[What you will do] Select all lines in the records that include "name".

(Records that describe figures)
——

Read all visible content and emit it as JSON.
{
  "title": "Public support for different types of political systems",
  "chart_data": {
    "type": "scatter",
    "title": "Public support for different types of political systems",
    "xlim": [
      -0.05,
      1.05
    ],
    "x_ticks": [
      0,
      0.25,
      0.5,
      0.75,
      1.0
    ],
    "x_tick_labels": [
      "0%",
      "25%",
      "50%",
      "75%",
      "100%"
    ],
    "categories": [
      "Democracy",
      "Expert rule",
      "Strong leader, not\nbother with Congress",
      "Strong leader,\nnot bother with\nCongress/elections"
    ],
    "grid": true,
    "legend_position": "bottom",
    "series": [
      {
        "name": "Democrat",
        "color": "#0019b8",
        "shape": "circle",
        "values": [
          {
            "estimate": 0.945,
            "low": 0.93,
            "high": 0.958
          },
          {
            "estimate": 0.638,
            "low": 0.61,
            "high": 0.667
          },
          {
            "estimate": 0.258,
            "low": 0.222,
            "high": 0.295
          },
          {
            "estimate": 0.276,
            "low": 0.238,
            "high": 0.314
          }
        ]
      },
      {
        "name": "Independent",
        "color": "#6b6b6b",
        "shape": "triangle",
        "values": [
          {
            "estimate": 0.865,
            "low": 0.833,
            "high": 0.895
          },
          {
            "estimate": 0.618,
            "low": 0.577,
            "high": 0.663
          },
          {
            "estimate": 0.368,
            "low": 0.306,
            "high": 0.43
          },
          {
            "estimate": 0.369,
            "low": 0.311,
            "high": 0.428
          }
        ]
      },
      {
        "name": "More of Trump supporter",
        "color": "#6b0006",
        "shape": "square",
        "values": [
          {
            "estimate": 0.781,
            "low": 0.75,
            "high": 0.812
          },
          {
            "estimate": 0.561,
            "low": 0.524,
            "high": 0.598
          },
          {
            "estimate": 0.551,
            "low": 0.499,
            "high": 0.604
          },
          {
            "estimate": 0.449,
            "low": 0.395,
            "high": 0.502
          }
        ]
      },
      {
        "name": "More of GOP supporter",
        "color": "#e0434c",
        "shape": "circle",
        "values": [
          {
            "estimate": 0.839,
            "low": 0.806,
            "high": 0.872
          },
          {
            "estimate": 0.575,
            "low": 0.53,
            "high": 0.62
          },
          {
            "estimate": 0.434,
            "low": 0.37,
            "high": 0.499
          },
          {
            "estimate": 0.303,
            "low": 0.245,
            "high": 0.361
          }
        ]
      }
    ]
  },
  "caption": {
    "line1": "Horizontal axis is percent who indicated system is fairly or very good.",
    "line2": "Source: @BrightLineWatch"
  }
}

——

[Task solution]
        "name": "Democrat",
        "name": "Independent",
        "name": "More of Trump supporter",
        "name": "More of GOP supporter",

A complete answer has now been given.